▸ Exercise description: List all lines of the data containing the word "JSON".

▸ Task material:
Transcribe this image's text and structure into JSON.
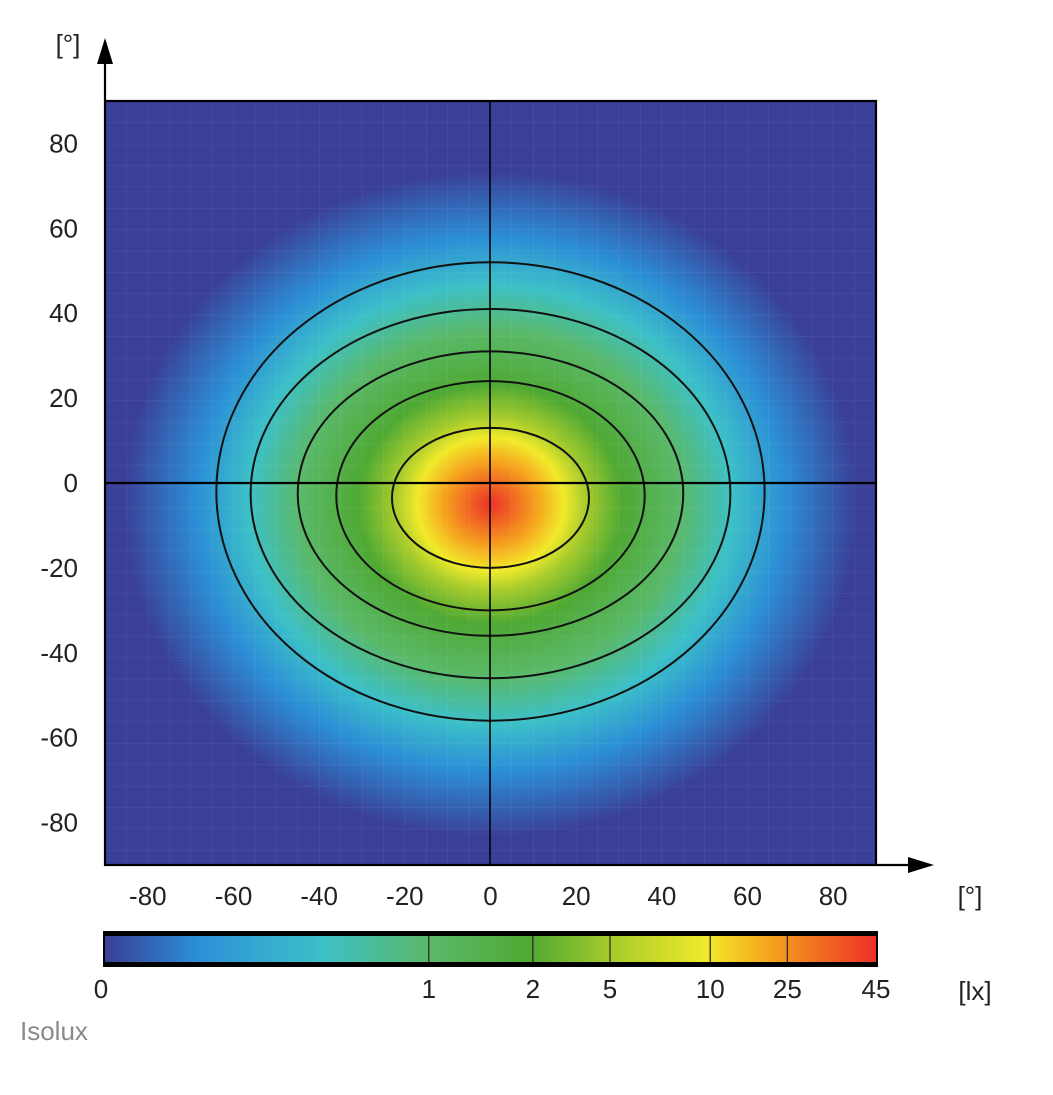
{
  "chart_data": {
    "type": "heatmap",
    "title": "",
    "xlabel": "[°]",
    "ylabel": "[°]",
    "xlim": [
      -90,
      90
    ],
    "ylim": [
      -90,
      90
    ],
    "x_ticks": [
      -80,
      -60,
      -40,
      -20,
      0,
      20,
      40,
      60,
      80
    ],
    "y_ticks": [
      80,
      60,
      40,
      20,
      0,
      -20,
      -40,
      -60,
      -80
    ],
    "grid": true,
    "peak": {
      "x": 0,
      "y": -5,
      "value": 45
    },
    "colorbar": {
      "unit": "[lx]",
      "tick_labels": [
        "0",
        "1",
        "2",
        "5",
        "10",
        "25",
        "45"
      ],
      "tick_values": [
        0,
        1,
        2,
        5,
        10,
        25,
        45
      ],
      "colors": [
        "#3a3f97",
        "#2c8fd6",
        "#3cc0c8",
        "#5ab96a",
        "#4fa934",
        "#a8cc2c",
        "#f1ea2a",
        "#f6a51e",
        "#ec2f28"
      ]
    },
    "isolux_contours": [
      {
        "level": 25,
        "x_min": -23,
        "x_max": 23,
        "y_min": -20,
        "y_max": 13
      },
      {
        "level": 10,
        "x_min": -36,
        "x_max": 36,
        "y_min": -30,
        "y_max": 24
      },
      {
        "level": 5,
        "x_min": -45,
        "x_max": 45,
        "y_min": -36,
        "y_max": 31
      },
      {
        "level": 2,
        "x_min": -56,
        "x_max": 56,
        "y_min": -46,
        "y_max": 41
      },
      {
        "level": 1,
        "x_min": -64,
        "x_max": 64,
        "y_min": -56,
        "y_max": 52
      }
    ],
    "caption": "Isolux"
  }
}
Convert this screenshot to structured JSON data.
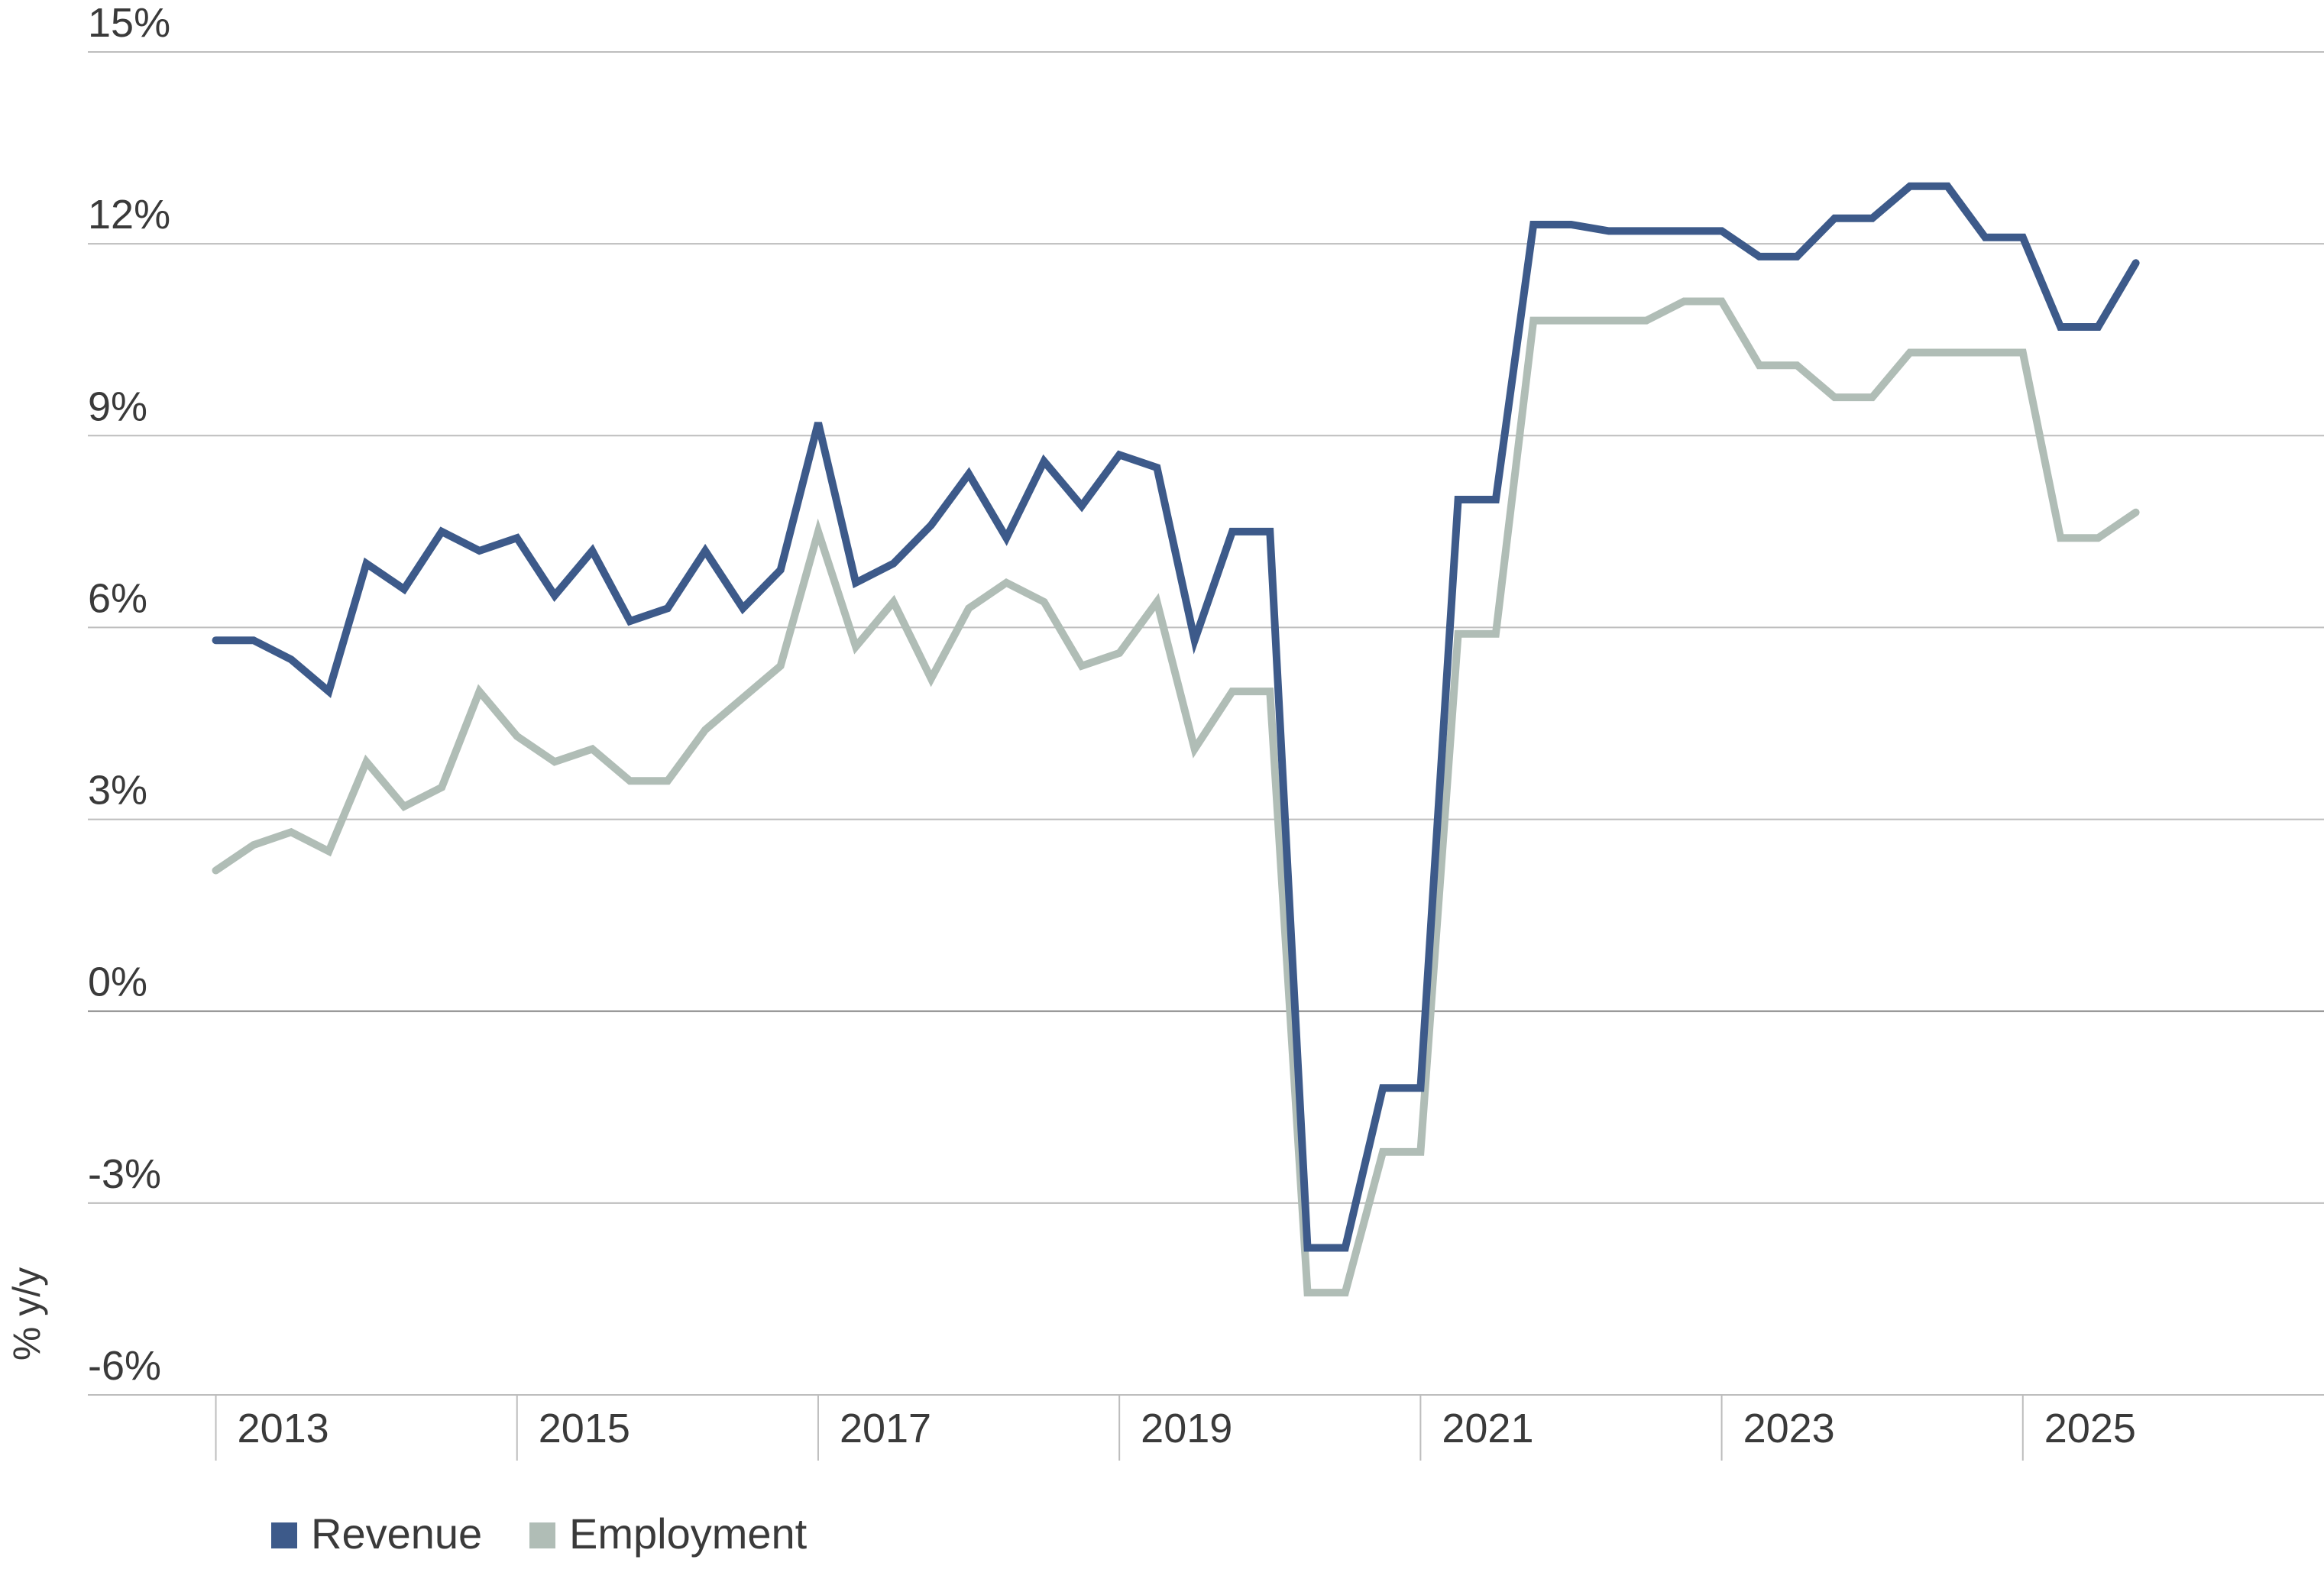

▸ Task output:
Transcribe this image's text and structure into JSON.
Convert this screenshot to structured JSON data.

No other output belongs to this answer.